# [What this task involves]
Report every line below that has the string "values" in it.

# [Recorded data]
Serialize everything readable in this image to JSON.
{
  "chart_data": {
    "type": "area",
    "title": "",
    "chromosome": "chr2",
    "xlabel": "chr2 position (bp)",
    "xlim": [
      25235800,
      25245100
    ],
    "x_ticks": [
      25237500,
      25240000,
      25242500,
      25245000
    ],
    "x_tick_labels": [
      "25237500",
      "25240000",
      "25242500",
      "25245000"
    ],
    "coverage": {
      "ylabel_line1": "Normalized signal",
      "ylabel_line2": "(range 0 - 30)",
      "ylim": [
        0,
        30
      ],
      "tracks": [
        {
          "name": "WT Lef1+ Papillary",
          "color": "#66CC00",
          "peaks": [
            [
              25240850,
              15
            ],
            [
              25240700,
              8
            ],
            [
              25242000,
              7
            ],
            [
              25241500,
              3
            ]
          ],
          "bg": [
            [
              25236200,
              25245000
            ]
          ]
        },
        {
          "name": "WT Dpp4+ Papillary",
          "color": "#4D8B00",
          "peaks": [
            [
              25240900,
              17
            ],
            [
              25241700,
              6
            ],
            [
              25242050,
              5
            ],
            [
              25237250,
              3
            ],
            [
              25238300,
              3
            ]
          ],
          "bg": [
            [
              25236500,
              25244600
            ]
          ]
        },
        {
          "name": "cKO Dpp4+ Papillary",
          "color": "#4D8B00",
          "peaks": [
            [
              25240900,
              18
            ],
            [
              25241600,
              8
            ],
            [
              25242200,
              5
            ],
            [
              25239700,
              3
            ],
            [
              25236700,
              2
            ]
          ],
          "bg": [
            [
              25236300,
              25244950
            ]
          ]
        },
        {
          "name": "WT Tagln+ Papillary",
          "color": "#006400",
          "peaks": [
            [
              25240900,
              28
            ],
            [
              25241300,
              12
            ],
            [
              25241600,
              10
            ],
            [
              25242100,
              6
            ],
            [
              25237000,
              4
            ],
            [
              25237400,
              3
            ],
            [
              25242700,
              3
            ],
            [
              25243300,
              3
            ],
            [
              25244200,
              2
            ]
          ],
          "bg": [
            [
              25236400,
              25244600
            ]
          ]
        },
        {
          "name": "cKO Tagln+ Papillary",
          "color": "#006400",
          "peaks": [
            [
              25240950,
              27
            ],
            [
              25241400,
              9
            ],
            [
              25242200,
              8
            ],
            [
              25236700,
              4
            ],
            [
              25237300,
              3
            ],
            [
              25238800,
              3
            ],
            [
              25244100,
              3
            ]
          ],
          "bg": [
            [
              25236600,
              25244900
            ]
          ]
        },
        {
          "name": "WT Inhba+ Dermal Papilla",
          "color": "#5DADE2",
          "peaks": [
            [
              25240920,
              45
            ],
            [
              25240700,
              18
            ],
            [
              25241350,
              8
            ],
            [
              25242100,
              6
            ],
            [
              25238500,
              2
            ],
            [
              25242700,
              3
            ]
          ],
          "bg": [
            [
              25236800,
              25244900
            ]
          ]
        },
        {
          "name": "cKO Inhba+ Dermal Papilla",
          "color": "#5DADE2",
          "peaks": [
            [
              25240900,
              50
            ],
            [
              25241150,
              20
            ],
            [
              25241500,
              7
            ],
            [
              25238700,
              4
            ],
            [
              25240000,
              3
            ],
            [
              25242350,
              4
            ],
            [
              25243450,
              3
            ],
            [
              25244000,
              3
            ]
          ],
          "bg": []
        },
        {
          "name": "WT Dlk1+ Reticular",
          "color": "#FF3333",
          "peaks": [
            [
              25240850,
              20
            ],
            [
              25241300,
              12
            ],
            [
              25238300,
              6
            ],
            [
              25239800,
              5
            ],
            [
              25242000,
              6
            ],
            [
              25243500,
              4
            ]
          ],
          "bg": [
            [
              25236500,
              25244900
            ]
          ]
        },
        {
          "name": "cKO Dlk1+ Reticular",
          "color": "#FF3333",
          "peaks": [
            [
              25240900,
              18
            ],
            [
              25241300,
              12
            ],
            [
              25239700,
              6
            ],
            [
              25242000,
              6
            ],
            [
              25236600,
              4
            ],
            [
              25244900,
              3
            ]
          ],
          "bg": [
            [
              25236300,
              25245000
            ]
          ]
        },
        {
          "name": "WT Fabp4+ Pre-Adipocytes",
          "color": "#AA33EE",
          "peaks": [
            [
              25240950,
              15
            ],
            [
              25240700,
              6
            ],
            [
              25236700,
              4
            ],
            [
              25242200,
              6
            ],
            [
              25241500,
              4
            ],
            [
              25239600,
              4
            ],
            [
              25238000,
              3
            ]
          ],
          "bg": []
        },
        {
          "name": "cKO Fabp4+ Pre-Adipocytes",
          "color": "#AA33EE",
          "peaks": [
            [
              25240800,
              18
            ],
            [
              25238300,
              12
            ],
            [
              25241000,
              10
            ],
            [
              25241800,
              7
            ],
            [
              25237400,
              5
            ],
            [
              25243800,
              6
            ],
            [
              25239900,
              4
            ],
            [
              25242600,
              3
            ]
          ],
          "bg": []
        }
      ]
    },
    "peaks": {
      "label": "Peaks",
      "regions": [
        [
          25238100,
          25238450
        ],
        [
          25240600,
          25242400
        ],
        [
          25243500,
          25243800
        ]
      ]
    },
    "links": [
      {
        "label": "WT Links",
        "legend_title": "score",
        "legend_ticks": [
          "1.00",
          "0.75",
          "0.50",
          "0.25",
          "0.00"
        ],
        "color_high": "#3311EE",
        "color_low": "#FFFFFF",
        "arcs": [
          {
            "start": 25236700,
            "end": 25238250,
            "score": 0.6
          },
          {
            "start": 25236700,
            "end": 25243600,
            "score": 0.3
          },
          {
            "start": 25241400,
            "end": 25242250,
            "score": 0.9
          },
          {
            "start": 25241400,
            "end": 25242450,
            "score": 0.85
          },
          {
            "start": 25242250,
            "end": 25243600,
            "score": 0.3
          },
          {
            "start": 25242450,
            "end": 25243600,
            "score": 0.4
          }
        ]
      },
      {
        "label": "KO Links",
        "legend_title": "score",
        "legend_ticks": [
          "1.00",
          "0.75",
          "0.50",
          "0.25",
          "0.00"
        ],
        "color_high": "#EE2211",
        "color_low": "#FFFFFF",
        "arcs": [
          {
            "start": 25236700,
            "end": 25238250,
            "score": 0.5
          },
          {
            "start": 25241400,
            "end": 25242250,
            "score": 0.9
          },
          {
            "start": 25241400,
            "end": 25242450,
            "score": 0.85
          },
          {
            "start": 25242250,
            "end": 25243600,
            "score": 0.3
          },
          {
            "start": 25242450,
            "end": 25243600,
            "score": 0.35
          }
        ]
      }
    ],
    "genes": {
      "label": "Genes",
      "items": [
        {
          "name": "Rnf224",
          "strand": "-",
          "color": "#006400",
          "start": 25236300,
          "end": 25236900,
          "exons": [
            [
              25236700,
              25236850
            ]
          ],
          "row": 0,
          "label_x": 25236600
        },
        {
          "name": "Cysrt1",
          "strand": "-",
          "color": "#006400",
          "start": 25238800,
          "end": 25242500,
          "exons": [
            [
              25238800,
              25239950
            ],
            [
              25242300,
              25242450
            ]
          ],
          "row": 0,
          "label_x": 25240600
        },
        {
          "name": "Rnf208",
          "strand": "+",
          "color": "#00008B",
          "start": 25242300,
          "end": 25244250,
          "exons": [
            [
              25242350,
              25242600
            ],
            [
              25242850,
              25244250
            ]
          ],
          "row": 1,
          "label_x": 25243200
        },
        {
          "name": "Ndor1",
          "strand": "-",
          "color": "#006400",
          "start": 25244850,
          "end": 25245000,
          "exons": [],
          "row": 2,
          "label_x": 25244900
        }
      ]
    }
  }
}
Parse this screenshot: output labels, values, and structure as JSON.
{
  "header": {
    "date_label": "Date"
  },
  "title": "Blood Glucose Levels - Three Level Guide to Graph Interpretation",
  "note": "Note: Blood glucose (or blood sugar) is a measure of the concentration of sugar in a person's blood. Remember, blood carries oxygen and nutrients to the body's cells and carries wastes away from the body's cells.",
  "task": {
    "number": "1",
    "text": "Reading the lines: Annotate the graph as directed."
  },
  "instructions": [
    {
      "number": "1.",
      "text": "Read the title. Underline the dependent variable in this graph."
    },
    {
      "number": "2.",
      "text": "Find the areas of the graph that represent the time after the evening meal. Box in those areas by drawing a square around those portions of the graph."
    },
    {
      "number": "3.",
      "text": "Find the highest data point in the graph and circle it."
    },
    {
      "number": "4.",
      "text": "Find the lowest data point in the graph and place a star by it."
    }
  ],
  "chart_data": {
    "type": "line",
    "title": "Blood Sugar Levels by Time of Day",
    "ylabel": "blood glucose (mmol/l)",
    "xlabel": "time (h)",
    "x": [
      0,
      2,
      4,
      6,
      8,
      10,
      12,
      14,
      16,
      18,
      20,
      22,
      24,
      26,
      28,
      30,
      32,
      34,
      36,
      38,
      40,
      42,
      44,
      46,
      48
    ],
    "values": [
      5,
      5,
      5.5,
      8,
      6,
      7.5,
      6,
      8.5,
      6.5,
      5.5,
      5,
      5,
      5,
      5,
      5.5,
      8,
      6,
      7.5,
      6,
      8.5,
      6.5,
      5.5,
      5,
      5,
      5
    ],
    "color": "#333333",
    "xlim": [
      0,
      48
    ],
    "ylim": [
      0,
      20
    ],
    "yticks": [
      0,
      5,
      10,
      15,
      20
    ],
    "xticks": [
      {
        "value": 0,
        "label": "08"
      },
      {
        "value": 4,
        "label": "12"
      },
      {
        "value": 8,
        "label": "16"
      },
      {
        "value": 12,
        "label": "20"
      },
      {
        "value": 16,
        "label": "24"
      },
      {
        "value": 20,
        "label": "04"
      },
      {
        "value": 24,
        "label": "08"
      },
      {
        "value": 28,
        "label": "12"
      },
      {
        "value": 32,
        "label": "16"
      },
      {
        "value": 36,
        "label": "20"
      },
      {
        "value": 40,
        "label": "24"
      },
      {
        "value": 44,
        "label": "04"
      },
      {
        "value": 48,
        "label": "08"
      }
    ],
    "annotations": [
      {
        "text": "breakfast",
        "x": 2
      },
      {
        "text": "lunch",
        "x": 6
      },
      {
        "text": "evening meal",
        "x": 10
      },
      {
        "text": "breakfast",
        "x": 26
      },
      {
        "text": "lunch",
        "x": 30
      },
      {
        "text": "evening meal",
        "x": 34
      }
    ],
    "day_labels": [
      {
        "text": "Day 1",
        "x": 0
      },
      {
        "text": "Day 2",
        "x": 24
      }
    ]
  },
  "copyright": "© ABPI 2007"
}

# [Written solution]
Parse this screenshot: output labels, values, and structure as JSON.
    "values": [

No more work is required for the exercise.